*Chart and figure data:*
=======

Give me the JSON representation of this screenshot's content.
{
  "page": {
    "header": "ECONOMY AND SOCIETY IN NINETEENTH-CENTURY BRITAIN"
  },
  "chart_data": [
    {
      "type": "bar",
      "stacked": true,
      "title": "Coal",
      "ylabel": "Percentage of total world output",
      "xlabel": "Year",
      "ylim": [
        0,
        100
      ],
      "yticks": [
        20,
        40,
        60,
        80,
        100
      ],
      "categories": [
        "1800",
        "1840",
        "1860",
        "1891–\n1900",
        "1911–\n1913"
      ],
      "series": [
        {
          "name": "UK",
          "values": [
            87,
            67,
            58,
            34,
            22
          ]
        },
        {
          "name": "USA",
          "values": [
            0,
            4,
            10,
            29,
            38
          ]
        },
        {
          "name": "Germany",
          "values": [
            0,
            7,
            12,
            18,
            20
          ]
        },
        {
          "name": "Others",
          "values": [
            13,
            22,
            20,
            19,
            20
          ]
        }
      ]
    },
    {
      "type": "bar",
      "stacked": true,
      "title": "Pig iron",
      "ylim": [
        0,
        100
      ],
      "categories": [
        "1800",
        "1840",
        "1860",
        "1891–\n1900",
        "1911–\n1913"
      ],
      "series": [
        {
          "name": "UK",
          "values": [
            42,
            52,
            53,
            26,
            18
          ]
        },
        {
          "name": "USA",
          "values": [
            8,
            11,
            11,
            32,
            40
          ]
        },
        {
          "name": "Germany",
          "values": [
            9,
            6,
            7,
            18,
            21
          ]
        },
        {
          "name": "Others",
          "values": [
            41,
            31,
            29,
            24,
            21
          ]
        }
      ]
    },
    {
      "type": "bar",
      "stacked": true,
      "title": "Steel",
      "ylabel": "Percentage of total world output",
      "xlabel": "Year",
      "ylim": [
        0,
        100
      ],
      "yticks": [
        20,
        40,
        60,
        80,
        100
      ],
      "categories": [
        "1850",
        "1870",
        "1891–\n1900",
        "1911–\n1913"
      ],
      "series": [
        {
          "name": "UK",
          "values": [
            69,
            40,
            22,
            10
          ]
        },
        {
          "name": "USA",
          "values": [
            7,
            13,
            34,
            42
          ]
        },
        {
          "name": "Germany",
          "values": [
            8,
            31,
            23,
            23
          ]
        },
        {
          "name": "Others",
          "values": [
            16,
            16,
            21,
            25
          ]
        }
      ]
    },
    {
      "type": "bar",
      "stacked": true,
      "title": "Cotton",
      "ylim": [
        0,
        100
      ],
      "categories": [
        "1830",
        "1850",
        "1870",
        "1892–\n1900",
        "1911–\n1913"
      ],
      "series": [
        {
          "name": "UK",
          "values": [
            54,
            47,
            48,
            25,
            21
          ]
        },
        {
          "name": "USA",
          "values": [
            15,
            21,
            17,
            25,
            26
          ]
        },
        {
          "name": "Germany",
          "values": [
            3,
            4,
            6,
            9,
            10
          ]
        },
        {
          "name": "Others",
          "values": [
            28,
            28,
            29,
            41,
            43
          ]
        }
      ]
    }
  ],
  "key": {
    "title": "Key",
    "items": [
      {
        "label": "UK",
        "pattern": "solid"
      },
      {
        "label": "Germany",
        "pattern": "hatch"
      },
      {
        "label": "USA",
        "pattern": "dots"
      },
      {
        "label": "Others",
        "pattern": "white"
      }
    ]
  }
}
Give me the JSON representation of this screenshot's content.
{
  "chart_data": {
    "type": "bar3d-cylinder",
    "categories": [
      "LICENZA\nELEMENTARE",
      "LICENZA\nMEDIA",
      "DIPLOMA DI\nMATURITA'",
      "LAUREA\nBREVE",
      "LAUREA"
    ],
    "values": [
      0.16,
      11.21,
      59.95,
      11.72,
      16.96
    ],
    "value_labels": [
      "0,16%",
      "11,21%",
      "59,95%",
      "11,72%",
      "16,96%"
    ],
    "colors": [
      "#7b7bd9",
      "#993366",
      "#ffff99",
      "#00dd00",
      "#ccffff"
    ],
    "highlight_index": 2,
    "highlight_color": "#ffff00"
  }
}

=======

*Exercise prompt:* From the records above, pull out each line that has "title".

*Result:*
      "title": "Coal",
      "title": "Pig iron",
      "title": "Steel",
      "title": "Cotton",
    "title": "Key",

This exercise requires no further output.